BRIEF >>
Which lines of the entries below hold the word "related"? Report each of them.

DATA RECORDS >>
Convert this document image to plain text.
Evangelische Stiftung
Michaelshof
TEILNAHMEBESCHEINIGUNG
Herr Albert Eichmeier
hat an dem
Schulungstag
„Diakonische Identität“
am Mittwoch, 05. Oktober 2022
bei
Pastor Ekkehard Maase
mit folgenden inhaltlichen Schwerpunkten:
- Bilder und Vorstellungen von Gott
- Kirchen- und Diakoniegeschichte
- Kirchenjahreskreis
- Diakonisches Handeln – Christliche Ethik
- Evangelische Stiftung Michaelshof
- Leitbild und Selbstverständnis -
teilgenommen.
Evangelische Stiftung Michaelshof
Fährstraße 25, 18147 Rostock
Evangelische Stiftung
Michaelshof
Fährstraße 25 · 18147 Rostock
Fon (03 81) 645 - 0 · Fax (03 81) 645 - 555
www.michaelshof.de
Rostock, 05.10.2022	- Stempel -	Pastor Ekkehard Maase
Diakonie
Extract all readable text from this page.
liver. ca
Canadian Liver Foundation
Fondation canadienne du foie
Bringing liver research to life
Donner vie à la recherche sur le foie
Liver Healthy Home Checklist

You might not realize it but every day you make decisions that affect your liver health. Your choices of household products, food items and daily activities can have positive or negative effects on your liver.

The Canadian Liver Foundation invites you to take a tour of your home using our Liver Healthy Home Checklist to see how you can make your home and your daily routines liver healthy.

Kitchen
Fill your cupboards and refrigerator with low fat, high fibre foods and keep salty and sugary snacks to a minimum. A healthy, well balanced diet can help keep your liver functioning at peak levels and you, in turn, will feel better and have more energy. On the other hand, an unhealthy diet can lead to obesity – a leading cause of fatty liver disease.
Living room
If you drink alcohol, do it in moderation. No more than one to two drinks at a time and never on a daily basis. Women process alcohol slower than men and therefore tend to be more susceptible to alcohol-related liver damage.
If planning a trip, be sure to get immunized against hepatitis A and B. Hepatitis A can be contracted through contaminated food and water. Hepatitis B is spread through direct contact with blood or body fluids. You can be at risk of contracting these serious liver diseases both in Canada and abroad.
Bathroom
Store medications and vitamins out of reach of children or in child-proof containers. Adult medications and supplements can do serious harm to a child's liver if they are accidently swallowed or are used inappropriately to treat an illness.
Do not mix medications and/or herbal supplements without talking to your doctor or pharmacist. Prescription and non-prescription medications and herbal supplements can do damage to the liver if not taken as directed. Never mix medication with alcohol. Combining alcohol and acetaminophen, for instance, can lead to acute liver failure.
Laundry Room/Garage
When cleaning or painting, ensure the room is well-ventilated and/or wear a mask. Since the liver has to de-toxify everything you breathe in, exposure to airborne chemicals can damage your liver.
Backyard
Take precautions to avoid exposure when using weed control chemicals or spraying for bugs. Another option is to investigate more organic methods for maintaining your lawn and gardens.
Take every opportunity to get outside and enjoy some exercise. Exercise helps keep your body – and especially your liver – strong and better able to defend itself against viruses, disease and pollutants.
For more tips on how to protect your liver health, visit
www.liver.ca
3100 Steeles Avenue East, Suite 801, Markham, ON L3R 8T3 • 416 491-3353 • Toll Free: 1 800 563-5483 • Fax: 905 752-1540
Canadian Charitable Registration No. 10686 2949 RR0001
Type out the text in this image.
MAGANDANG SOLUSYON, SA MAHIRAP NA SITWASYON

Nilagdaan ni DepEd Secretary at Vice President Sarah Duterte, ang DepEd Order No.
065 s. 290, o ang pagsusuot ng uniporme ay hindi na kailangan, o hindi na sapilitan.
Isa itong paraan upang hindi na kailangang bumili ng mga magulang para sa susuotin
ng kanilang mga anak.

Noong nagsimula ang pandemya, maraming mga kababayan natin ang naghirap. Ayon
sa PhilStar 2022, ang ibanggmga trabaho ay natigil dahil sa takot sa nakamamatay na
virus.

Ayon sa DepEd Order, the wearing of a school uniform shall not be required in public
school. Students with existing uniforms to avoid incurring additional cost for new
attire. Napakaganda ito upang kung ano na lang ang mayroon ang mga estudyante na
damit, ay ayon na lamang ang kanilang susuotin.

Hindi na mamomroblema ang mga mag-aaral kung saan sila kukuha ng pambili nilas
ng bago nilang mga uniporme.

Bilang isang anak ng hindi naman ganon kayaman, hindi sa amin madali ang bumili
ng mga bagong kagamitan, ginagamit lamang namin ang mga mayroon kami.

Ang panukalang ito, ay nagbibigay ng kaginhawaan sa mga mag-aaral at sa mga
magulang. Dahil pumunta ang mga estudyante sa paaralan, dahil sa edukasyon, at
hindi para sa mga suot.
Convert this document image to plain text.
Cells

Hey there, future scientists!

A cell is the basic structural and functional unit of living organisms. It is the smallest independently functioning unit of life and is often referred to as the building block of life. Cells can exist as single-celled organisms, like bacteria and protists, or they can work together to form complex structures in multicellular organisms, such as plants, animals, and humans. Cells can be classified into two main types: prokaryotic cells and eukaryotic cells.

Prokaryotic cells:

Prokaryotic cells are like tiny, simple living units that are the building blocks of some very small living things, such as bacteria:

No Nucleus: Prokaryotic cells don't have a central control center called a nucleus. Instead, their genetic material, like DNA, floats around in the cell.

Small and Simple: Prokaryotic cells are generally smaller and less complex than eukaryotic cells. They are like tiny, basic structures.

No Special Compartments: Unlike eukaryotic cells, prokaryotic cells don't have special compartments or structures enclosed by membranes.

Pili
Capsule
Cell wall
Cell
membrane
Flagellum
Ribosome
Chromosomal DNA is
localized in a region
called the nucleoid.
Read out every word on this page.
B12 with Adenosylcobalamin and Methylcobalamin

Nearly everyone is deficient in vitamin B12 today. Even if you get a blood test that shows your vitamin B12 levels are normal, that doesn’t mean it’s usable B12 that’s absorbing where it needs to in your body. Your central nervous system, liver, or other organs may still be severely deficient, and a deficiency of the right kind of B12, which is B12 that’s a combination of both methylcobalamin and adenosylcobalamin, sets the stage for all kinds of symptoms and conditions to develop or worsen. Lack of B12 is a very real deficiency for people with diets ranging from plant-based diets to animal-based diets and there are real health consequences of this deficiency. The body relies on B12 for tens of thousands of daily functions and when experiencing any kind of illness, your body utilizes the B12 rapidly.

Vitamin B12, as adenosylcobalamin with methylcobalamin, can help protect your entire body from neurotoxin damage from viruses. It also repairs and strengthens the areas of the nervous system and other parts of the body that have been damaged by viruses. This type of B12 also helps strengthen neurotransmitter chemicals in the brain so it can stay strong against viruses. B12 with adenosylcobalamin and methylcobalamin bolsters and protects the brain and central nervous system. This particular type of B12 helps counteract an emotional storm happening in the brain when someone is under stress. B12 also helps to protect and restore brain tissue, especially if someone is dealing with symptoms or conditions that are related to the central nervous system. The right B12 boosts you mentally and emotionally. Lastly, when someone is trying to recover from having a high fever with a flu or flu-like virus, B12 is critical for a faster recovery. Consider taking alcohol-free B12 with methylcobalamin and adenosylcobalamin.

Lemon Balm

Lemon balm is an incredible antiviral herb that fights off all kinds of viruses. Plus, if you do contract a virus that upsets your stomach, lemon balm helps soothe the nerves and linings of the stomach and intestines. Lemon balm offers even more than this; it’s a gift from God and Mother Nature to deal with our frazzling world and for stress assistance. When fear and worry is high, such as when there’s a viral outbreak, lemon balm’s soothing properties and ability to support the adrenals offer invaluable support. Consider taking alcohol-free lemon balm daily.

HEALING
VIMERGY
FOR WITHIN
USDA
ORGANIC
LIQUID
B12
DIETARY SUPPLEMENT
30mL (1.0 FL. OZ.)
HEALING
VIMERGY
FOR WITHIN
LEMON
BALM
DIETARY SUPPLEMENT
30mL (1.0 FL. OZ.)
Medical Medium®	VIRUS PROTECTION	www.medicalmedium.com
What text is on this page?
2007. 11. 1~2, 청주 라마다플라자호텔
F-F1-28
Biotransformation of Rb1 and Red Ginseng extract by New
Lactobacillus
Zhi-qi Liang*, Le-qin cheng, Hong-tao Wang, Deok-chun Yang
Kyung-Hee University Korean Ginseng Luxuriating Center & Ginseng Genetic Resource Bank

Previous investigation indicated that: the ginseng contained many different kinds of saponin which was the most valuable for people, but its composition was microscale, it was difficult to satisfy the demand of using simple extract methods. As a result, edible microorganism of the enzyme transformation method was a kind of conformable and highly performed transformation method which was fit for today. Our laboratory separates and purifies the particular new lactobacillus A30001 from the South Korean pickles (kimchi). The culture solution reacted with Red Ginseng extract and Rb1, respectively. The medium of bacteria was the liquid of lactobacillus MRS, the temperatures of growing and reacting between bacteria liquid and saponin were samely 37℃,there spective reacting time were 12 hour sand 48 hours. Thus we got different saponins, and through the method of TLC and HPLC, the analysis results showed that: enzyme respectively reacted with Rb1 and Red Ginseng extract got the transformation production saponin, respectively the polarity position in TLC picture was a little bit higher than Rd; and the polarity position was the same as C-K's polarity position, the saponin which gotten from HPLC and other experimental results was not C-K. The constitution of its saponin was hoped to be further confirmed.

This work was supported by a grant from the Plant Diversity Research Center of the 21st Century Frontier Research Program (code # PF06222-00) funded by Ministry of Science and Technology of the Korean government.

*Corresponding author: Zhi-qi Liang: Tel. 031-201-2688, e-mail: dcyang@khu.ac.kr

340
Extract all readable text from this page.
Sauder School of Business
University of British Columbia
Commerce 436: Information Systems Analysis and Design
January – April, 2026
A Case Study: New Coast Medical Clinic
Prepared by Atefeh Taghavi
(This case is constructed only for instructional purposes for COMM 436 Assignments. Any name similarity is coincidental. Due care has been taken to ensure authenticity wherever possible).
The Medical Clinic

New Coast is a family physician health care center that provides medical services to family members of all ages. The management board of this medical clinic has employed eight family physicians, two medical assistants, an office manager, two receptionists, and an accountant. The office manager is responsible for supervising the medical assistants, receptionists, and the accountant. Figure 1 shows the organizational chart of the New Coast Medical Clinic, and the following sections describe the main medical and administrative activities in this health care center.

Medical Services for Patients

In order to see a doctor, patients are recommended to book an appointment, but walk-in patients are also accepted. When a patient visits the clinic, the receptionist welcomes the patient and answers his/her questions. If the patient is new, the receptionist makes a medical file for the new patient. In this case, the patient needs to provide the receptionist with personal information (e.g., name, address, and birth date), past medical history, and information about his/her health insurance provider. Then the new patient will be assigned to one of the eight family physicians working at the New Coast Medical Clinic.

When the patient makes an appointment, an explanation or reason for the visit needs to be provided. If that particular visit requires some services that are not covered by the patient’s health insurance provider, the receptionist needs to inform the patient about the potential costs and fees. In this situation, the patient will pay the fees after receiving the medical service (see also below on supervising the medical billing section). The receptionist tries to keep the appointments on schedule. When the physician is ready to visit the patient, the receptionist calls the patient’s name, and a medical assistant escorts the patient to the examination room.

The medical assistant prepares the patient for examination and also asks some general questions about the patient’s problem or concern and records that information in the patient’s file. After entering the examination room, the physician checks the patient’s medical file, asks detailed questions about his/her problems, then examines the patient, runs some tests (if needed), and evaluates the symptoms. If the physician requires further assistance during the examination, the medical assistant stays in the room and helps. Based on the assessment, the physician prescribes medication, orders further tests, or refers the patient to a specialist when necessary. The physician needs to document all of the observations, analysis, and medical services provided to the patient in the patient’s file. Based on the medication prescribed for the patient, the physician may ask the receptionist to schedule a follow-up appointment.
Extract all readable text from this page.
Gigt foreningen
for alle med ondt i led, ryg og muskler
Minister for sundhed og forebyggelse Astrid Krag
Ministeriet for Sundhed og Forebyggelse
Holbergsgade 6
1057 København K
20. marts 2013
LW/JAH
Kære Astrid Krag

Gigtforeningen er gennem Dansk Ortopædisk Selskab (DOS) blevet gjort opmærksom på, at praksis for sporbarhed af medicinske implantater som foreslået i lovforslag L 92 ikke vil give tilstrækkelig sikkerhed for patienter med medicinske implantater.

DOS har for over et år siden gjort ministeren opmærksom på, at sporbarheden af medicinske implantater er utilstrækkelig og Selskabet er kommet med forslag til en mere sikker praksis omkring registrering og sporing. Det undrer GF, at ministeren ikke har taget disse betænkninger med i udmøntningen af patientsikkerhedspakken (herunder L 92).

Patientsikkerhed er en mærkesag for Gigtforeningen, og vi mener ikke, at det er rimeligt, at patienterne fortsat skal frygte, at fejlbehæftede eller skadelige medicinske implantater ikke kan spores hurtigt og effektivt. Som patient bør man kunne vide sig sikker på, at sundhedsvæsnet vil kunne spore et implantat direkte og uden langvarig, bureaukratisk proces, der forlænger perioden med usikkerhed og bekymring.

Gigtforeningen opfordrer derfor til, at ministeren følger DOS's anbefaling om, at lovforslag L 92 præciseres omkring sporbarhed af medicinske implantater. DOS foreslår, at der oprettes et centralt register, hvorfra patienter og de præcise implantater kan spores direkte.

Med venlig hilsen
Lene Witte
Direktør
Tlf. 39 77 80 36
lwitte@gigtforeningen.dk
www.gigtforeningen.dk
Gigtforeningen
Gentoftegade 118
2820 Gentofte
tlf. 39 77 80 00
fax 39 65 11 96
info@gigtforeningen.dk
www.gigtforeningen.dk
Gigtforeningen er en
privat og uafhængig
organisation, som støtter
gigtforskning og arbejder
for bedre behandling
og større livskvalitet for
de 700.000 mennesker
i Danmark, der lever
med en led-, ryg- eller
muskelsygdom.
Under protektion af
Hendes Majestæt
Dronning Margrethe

WRITTEN RESPONSE >>
If you drink alcohol, do it in moderation. No more than one to two drinks at a time and never on a daily basis. Women process alcohol slower than men and therefore tend to be more susceptible to alcohol-related liver damage.
Vitamin B12, as adenosylcobalamin with methylcobalamin, can help protect your entire body from neurotoxin damage from viruses. It also repairs and strengthens the areas of the nervous system and other parts of the body that have been damaged by viruses. This type of B12 also helps strengthen neurotransmitter chemicals in the brain so it can stay strong against viruses. B12 with adenosylcobalamin and methylcobalamin bolsters and protects the brain and central nervous system. This particular type of B12 helps counteract an emotional storm happening in the brain when someone is under stress. B12 also helps to protect and restore brain tissue, especially if someone is dealing with symptoms or conditions that are related to the central nervous system. The right B12 boosts you mentally and emotionally. Lastly, when someone is trying to recover from having a high fever with a flu or flu-like virus, B12 is critical for a faster recovery. Consider taking alcohol-free B12 with methylcobalamin and adenosylcobalamin.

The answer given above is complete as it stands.